**Recorded data:**
+ + + +

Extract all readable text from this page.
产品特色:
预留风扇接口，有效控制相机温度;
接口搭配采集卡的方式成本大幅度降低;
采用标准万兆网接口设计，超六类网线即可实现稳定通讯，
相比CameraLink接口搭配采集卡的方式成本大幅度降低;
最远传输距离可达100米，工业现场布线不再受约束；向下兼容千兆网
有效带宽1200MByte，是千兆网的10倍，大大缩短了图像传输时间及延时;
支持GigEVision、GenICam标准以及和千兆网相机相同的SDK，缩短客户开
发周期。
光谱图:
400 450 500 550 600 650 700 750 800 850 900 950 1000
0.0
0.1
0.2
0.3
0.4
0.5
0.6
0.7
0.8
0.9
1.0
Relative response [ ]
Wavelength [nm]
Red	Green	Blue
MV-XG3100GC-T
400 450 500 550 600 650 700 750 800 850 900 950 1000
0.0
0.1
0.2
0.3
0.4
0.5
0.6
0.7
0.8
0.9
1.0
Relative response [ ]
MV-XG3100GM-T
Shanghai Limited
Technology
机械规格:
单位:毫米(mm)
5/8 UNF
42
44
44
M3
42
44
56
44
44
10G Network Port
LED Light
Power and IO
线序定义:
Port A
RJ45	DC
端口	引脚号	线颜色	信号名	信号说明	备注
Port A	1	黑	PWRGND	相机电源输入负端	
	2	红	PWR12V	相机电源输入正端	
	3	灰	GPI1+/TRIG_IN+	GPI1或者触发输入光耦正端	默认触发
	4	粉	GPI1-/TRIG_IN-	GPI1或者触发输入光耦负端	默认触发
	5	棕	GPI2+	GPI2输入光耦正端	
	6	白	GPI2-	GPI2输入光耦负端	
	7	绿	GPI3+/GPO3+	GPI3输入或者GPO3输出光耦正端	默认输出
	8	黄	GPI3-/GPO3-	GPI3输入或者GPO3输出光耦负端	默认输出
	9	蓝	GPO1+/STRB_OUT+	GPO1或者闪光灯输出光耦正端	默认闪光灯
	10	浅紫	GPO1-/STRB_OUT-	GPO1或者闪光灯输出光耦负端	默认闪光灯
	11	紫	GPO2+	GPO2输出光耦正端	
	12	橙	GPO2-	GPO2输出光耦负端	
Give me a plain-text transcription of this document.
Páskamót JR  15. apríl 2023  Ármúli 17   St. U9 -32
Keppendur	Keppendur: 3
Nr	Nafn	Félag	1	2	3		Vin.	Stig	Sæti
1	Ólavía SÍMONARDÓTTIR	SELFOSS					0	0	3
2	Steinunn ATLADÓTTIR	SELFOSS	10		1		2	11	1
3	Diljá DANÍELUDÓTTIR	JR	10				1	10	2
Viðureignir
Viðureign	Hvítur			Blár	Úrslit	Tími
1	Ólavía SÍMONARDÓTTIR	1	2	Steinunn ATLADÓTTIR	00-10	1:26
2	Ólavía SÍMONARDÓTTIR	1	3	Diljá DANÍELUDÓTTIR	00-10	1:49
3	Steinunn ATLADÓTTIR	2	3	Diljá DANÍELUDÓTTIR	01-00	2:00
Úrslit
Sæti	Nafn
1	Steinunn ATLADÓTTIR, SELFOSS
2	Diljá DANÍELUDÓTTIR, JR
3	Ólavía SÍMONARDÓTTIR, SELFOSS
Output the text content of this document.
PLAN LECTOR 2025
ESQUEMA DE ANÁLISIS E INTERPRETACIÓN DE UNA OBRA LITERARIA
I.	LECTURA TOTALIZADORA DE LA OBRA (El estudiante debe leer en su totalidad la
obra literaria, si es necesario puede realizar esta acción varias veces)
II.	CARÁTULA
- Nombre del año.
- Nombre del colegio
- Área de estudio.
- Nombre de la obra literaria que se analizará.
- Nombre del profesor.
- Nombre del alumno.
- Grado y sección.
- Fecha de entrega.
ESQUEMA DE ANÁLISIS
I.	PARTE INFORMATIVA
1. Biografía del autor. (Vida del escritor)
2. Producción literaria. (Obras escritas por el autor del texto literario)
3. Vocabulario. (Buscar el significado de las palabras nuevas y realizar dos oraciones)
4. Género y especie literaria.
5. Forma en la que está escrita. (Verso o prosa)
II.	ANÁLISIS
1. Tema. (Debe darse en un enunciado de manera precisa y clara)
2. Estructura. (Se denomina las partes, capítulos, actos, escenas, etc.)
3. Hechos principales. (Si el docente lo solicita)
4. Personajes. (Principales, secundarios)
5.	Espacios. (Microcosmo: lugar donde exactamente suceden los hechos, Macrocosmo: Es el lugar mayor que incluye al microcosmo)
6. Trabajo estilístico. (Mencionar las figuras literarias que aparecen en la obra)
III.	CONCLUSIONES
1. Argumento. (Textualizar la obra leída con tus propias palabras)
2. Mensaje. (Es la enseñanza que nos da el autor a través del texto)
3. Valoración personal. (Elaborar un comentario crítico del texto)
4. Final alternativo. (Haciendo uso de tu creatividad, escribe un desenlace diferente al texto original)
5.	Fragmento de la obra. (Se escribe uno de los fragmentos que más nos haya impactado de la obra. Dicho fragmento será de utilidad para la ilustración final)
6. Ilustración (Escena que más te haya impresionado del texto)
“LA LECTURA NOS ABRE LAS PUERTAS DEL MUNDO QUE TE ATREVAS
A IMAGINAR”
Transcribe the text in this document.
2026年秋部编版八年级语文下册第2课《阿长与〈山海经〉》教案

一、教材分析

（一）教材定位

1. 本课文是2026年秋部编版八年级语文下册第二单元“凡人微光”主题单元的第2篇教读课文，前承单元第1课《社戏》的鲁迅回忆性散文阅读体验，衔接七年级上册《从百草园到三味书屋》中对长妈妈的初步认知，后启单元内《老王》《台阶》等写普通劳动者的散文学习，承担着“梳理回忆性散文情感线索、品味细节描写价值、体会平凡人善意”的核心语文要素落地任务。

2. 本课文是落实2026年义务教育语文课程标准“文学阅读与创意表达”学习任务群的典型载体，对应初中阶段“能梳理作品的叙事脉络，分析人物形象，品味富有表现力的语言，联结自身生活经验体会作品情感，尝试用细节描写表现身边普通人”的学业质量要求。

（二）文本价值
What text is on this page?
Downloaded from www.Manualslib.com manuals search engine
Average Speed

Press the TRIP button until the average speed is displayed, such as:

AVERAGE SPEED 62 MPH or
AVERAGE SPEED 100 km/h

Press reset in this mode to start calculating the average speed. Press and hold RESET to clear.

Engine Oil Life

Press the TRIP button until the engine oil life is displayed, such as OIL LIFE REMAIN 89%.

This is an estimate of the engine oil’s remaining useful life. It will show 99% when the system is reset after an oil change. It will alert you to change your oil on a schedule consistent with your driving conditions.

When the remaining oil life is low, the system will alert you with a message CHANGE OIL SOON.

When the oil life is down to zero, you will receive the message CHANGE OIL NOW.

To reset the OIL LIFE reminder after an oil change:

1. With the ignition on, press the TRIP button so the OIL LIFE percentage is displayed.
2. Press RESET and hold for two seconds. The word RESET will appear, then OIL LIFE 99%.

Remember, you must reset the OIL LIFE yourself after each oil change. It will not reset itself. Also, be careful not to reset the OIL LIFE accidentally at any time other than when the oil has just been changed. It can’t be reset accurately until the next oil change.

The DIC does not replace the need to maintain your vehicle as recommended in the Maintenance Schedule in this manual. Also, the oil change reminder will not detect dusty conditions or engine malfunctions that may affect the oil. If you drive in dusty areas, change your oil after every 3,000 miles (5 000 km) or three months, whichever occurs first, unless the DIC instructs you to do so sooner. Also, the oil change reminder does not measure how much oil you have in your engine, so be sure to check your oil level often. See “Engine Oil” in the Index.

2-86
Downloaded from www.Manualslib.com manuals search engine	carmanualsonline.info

+ + + +

**Exercise requirements:** Print again each line of the listing above, exactly as it appears.

**The completed task:**
Extract all readable text from this page.
产品特色:
预留风扇接口，有效控制相机温度;
接口搭配采集卡的方式成本大幅度降低;
采用标准万兆网接口设计，超六类网线即可实现稳定通讯，
相比CameraLink接口搭配采集卡的方式成本大幅度降低;
最远传输距离可达100米，工业现场布线不再受约束；向下兼容千兆网
有效带宽1200MByte，是千兆网的10倍，大大缩短了图像传输时间及延时;
支持GigEVision、GenICam标准以及和千兆网相机相同的SDK，缩短客户开
发周期。
光谱图:
400 450 500 550 600 650 700 750 800 850 900 950 1000
0.0
0.1
0.2
0.3
0.4
0.5
0.6
0.7
0.8
0.9
1.0
Relative response [ ]
Wavelength [nm]
Red	Green	Blue
MV-XG3100GC-T
400 450 500 550 600 650 700 750 800 850 900 950 1000
0.0
0.1
0.2
0.3
0.4
0.5
0.6
0.7
0.8
0.9
1.0
Relative response [ ]
MV-XG3100GM-T
Shanghai Limited
Technology
机械规格:
单位:毫米(mm)
5/8 UNF
42
44
44
M3
42
44
56
44
44
10G Network Port
LED Light
Power and IO
线序定义:
Port A
RJ45	DC
端口	引脚号	线颜色	信号名	信号说明	备注
Port A	1	黑	PWRGND	相机电源输入负端	
	2	红	PWR12V	相机电源输入正端	
	3	灰	GPI1+/TRIG_IN+	GPI1或者触发输入光耦正端	默认触发
	4	粉	GPI1-/TRIG_IN-	GPI1或者触发输入光耦负端	默认触发
	5	棕	GPI2+	GPI2输入光耦正端	
	6	白	GPI2-	GPI2输入光耦负端	
	7	绿	GPI3+/GPO3+	GPI3输入或者GPO3输出光耦正端	默认输出
	8	黄	GPI3-/GPO3-	GPI3输入或者GPO3输出光耦负端	默认输出
	9	蓝	GPO1+/STRB_OUT+	GPO1或者闪光灯输出光耦正端	默认闪光灯
	10	浅紫	GPO1-/STRB_OUT-	GPO1或者闪光灯输出光耦负端	默认闪光灯
	11	紫	GPO2+	GPO2输出光耦正端	
	12	橙	GPO2-	GPO2输出光耦负端	
Give me a plain-text transcription of this document.
Páskamót JR  15. apríl 2023  Ármúli 17   St. U9 -32
Keppendur	Keppendur: 3
Nr	Nafn	Félag	1	2	3		Vin.	Stig	Sæti
1	Ólavía SÍMONARDÓTTIR	SELFOSS					0	0	3
2	Steinunn ATLADÓTTIR	SELFOSS	10		1		2	11	1
3	Diljá DANÍELUDÓTTIR	JR	10				1	10	2
Viðureignir
Viðureign	Hvítur			Blár	Úrslit	Tími
1	Ólavía SÍMONARDÓTTIR	1	2	Steinunn ATLADÓTTIR	00-10	1:26
2	Ólavía SÍMONARDÓTTIR	1	3	Diljá DANÍELUDÓTTIR	00-10	1:49
3	Steinunn ATLADÓTTIR	2	3	Diljá DANÍELUDÓTTIR	01-00	2:00
Úrslit
Sæti	Nafn
1	Steinunn ATLADÓTTIR, SELFOSS
2	Diljá DANÍELUDÓTTIR, JR
3	Ólavía SÍMONARDÓTTIR, SELFOSS
Output the text content of this document.
PLAN LECTOR 2025
ESQUEMA DE ANÁLISIS E INTERPRETACIÓN DE UNA OBRA LITERARIA
I.	LECTURA TOTALIZADORA DE LA OBRA (El estudiante debe leer en su totalidad la
obra literaria, si es necesario puede realizar esta acción varias veces)
II.	CARÁTULA
- Nombre del año.
- Nombre del colegio
- Área de estudio.
- Nombre de la obra literaria que se analizará.
- Nombre del profesor.
- Nombre del alumno.
- Grado y sección.
- Fecha de entrega.
ESQUEMA DE ANÁLISIS
I.	PARTE INFORMATIVA
1. Biografía del autor. (Vida del escritor)
2. Producción literaria. (Obras escritas por el autor del texto literario)
3. Vocabulario. (Buscar el significado de las palabras nuevas y realizar dos oraciones)
4. Género y especie literaria.
5. Forma en la que está escrita. (Verso o prosa)
II.	ANÁLISIS
1. Tema. (Debe darse en un enunciado de manera precisa y clara)
2. Estructura. (Se denomina las partes, capítulos, actos, escenas, etc.)
3. Hechos principales. (Si el docente lo solicita)
4. Personajes. (Principales, secundarios)
5.	Espacios. (Microcosmo: lugar donde exactamente suceden los hechos, Macrocosmo: Es el lugar mayor que incluye al microcosmo)
6. Trabajo estilístico. (Mencionar las figuras literarias que aparecen en la obra)
III.	CONCLUSIONES
1. Argumento. (Textualizar la obra leída con tus propias palabras)
2. Mensaje. (Es la enseñanza que nos da el autor a través del texto)
3. Valoración personal. (Elaborar un comentario crítico del texto)
4. Final alternativo. (Haciendo uso de tu creatividad, escribe un desenlace diferente al texto original)
5.	Fragmento de la obra. (Se escribe uno de los fragmentos que más nos haya impactado de la obra. Dicho fragmento será de utilidad para la ilustración final)
6. Ilustración (Escena que más te haya impresionado del texto)
“LA LECTURA NOS ABRE LAS PUERTAS DEL MUNDO QUE TE ATREVAS
A IMAGINAR”
Transcribe the text in this document.
2026年秋部编版八年级语文下册第2课《阿长与〈山海经〉》教案

一、教材分析

（一）教材定位

1. 本课文是2026年秋部编版八年级语文下册第二单元“凡人微光”主题单元的第2篇教读课文，前承单元第1课《社戏》的鲁迅回忆性散文阅读体验，衔接七年级上册《从百草园到三味书屋》中对长妈妈的初步认知，后启单元内《老王》《台阶》等写普通劳动者的散文学习，承担着“梳理回忆性散文情感线索、品味细节描写价值、体会平凡人善意”的核心语文要素落地任务。

2. 本课文是落实2026年义务教育语文课程标准“文学阅读与创意表达”学习任务群的典型载体，对应初中阶段“能梳理作品的叙事脉络，分析人物形象，品味富有表现力的语言，联结自身生活经验体会作品情感，尝试用细节描写表现身边普通人”的学业质量要求。

（二）文本价值
What text is on this page?
Downloaded from www.Manualslib.com manuals search engine
Average Speed

Press the TRIP button until the average speed is displayed, such as:

AVERAGE SPEED 62 MPH or
AVERAGE SPEED 100 km/h

Press reset in this mode to start calculating the average speed. Press and hold RESET to clear.

Engine Oil Life

Press the TRIP button until the engine oil life is displayed, such as OIL LIFE REMAIN 89%.

This is an estimate of the engine oil’s remaining useful life. It will show 99% when the system is reset after an oil change. It will alert you to change your oil on a schedule consistent with your driving conditions.

When the remaining oil life is low, the system will alert you with a message CHANGE OIL SOON.

When the oil life is down to zero, you will receive the message CHANGE OIL NOW.

To reset the OIL LIFE reminder after an oil change:

1. With the ignition on, press the TRIP button so the OIL LIFE percentage is displayed.
2. Press RESET and hold for two seconds. The word RESET will appear, then OIL LIFE 99%.

Remember, you must reset the OIL LIFE yourself after each oil change. It will not reset itself. Also, be careful not to reset the OIL LIFE accidentally at any time other than when the oil has just been changed. It can’t be reset accurately until the next oil change.

The DIC does not replace the need to maintain your vehicle as recommended in the Maintenance Schedule in this manual. Also, the oil change reminder will not detect dusty conditions or engine malfunctions that may affect the oil. If you drive in dusty areas, change your oil after every 3,000 miles (5 000 km) or three months, whichever occurs first, unless the DIC instructs you to do so sooner. Also, the oil change reminder does not measure how much oil you have in your engine, so be sure to check your oil level often. See “Engine Oil” in the Index.

2-86
Downloaded from www.Manualslib.com manuals search engine	carmanualsonline.info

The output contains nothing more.